## Work to do
Where does the string "初中以上" appear in the records? Copy every line that contains it.

## Provided entries
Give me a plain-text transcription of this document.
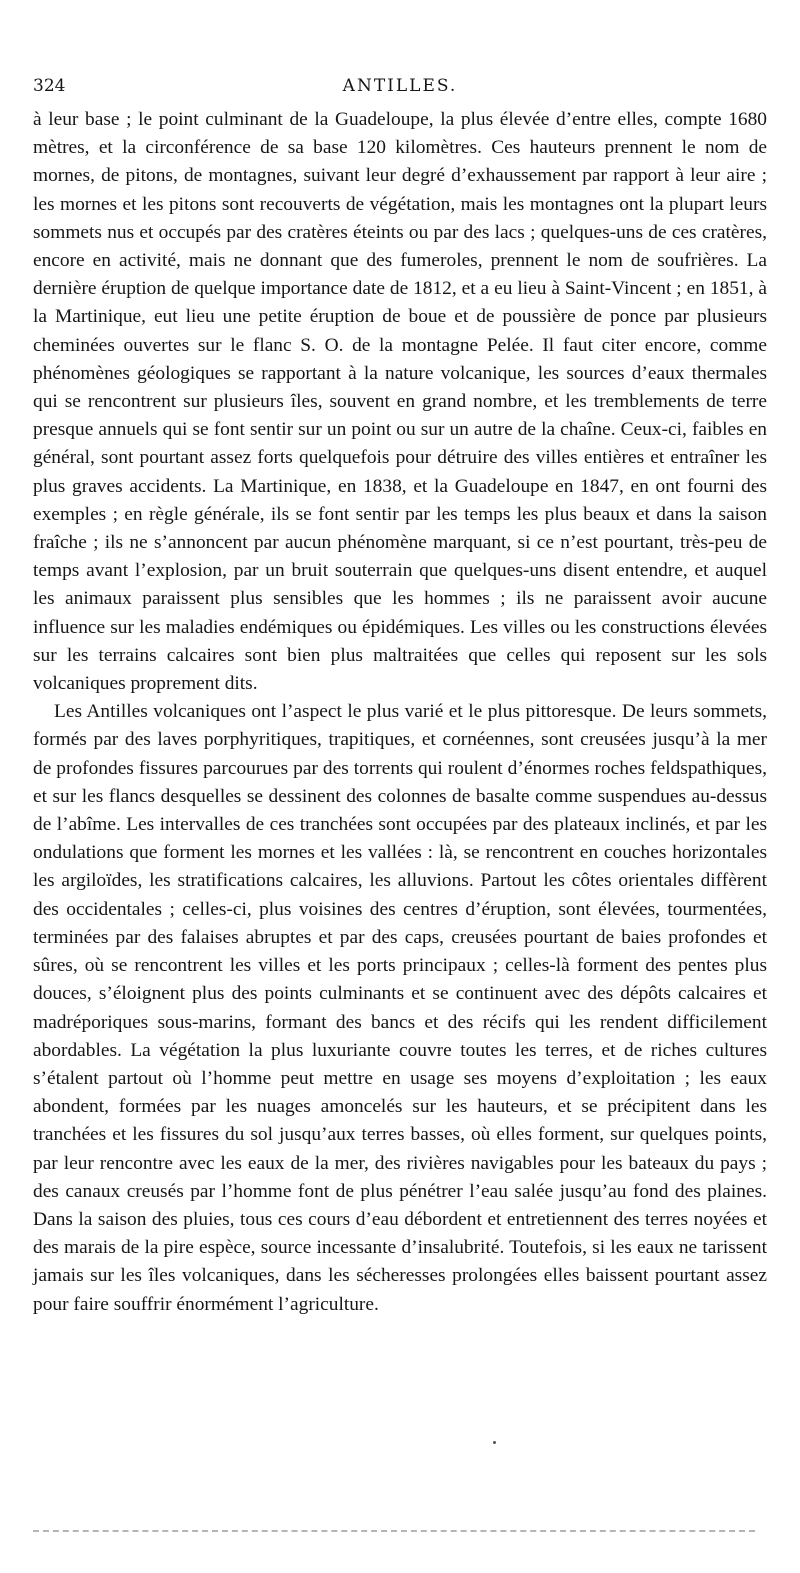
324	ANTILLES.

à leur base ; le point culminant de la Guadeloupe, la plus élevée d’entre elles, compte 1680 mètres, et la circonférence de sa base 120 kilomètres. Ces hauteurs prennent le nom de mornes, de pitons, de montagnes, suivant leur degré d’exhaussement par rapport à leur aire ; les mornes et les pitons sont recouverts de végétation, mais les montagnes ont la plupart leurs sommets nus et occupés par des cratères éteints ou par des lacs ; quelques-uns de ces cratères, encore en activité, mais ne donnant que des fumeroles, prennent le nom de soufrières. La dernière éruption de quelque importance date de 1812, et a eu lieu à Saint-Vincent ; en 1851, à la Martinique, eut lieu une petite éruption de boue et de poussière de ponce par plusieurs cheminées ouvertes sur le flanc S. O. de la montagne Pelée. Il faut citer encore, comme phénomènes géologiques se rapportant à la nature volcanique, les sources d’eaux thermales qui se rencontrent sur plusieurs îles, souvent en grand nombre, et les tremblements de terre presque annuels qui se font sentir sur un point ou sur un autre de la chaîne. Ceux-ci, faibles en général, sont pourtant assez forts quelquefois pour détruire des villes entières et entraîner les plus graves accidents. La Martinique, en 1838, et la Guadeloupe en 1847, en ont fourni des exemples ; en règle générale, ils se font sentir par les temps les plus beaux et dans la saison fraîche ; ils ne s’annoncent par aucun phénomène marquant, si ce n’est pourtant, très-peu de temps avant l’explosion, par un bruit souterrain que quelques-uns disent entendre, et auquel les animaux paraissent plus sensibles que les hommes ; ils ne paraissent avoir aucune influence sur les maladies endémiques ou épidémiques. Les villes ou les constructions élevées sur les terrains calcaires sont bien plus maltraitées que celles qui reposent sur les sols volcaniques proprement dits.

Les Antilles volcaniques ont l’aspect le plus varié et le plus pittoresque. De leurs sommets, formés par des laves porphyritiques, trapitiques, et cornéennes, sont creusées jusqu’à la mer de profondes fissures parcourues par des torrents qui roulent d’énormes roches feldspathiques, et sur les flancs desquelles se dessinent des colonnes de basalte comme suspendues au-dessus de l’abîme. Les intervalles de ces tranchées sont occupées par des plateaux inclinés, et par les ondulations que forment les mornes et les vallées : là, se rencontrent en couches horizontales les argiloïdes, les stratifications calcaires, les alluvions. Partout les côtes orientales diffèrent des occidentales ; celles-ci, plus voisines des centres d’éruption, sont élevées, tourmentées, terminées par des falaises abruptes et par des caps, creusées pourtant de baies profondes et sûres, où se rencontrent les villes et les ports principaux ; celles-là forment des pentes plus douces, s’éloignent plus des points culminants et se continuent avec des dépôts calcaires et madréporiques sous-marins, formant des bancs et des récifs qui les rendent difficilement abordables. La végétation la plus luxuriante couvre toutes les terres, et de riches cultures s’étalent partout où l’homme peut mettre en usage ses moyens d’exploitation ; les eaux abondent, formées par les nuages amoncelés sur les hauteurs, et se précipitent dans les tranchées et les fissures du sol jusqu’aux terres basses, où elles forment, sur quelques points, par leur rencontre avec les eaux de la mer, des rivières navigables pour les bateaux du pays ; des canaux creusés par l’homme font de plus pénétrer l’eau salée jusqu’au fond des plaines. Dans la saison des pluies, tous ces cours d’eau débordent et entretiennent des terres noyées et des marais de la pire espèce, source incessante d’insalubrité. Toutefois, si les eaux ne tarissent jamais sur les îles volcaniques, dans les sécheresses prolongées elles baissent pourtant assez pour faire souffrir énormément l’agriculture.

---

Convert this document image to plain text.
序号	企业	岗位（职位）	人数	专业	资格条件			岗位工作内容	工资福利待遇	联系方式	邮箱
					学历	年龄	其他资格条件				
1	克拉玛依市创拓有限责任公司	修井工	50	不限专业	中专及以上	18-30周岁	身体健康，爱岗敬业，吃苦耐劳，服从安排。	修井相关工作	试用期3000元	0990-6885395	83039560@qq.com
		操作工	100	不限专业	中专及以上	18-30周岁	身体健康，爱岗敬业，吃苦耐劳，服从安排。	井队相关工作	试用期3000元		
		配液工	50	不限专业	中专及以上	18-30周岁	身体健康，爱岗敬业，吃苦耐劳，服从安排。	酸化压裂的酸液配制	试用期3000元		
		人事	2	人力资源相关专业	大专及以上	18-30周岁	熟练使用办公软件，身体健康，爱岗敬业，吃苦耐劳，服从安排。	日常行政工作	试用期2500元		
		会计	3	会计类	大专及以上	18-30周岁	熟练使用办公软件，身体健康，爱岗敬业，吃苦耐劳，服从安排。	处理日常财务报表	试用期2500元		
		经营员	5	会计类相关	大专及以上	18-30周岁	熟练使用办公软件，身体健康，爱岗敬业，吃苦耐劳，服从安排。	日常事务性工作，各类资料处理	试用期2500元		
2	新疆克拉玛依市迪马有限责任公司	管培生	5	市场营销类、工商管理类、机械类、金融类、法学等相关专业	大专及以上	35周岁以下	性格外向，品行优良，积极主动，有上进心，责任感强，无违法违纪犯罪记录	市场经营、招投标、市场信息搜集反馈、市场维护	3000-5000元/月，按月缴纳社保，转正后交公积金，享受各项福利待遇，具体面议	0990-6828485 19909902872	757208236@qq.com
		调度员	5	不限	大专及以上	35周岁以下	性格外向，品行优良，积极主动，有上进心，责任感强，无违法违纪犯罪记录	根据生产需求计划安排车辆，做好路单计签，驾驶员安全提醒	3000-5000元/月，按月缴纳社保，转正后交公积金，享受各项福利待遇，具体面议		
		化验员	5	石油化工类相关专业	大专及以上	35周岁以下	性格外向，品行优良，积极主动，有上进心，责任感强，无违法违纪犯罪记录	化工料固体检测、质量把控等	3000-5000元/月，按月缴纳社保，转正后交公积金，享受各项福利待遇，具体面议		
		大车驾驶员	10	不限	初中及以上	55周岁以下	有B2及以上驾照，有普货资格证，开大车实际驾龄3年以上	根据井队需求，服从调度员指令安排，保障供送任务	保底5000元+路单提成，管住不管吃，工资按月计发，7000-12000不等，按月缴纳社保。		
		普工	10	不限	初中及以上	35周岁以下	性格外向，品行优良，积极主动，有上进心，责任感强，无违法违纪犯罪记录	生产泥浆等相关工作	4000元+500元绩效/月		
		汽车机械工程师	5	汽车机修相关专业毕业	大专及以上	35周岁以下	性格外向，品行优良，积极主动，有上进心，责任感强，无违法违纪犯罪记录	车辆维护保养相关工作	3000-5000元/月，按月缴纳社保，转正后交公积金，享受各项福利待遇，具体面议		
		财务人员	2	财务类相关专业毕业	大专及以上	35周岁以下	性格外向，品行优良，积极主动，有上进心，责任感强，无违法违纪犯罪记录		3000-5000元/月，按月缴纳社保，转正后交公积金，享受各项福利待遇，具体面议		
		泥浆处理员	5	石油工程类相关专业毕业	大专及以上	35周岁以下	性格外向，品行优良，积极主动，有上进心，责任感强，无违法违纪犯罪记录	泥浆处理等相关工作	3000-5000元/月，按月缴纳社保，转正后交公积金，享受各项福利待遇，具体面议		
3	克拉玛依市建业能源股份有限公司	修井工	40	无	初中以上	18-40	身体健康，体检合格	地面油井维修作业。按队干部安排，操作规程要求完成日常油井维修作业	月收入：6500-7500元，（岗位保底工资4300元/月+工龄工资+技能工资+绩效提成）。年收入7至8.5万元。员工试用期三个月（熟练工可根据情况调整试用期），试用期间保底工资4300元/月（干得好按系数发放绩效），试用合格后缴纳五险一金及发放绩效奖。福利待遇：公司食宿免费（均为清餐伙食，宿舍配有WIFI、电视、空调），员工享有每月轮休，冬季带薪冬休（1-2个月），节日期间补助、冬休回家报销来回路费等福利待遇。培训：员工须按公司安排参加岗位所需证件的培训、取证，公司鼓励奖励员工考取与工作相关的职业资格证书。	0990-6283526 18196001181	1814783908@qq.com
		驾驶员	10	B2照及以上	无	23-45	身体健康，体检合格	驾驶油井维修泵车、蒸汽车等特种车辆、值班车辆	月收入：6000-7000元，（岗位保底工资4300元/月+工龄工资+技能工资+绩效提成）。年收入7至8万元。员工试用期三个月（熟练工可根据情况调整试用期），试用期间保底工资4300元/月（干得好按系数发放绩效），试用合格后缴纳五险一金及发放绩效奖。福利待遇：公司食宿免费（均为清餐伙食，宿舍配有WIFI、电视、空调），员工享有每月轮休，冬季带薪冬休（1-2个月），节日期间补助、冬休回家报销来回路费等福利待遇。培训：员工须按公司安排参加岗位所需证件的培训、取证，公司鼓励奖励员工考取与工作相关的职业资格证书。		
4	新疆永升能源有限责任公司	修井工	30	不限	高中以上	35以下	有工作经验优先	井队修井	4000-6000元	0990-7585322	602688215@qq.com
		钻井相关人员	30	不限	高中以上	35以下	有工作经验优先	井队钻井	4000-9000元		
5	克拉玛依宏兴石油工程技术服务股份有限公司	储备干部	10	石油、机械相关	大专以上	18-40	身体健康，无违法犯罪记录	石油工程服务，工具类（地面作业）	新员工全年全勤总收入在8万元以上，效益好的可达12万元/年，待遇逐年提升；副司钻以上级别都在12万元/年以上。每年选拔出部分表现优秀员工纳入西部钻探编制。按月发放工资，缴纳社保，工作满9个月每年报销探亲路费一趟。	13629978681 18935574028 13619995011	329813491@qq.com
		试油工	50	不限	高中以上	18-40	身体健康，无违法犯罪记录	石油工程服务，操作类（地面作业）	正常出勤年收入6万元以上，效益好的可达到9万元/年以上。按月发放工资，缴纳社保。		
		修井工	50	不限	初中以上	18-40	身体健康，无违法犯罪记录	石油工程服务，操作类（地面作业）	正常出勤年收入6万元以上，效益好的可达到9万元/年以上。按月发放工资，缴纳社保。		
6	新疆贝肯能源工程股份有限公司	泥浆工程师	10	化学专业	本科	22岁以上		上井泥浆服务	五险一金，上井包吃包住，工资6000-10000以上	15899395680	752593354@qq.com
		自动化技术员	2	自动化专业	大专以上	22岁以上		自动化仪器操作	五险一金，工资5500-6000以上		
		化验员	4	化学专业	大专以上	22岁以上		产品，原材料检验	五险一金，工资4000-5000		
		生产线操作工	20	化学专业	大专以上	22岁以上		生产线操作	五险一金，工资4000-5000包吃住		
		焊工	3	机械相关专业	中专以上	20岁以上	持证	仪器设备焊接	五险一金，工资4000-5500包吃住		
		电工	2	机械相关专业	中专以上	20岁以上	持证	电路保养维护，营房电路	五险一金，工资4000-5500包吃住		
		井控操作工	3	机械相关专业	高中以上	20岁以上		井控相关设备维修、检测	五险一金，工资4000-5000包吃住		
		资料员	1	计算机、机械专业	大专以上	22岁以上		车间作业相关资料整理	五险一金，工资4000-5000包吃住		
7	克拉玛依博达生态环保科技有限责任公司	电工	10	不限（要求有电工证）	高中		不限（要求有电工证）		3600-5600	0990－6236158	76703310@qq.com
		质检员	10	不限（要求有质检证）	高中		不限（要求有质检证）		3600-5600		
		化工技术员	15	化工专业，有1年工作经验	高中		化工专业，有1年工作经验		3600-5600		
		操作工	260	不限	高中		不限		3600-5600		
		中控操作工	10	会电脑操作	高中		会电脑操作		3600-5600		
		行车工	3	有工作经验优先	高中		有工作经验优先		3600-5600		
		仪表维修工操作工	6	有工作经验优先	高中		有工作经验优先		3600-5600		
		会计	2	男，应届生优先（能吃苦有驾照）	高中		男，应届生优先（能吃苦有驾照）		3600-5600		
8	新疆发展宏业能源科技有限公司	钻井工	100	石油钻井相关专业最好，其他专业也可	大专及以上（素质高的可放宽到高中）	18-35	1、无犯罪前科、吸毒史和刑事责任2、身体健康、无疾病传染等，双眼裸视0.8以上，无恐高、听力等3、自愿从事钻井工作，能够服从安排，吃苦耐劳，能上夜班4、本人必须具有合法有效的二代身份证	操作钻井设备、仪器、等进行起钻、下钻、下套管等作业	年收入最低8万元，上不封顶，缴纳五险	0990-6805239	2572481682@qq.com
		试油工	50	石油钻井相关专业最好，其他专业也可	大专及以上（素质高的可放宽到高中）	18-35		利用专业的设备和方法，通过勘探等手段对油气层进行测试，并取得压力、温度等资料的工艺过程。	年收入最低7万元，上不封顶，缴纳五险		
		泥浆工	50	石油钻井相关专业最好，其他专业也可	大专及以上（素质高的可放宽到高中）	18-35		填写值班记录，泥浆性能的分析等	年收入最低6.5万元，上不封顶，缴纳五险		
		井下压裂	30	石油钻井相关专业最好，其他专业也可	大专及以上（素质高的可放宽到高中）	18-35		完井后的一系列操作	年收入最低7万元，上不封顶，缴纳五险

## Finished exercise
3	克拉玛依市建业能源股份有限公司	修井工	40	无	初中以上	18-40	身体健康，体检合格	地面油井维修作业。按队干部安排，操作规程要求完成日常油井维修作业	月收入：6500-7500元，（岗位保底工资4300元/月+工龄工资+技能工资+绩效提成）。年收入7至8.5万元。员工试用期三个月（熟练工可根据情况调整试用期），试用期间保底工资4300元/月（干得好按系数发放绩效），试用合格后缴纳五险一金及发放绩效奖。福利待遇：公司食宿免费（均为清餐伙食，宿舍配有WIFI、电视、空调），员工享有每月轮休，冬季带薪冬休（1-2个月），节日期间补助、冬休回家报销来回路费等福利待遇。培训：员工须按公司安排参加岗位所需证件的培训、取证，公司鼓励奖励员工考取与工作相关的职业资格证书。	0990-6283526 18196001181	1814783908@qq.com
		修井工	50	不限	初中以上	18-40	身体健康，无违法犯罪记录	石油工程服务，操作类（地面作业）	正常出勤年收入6万元以上，效益好的可达到9万元/年以上。按月发放工资，缴纳社保。		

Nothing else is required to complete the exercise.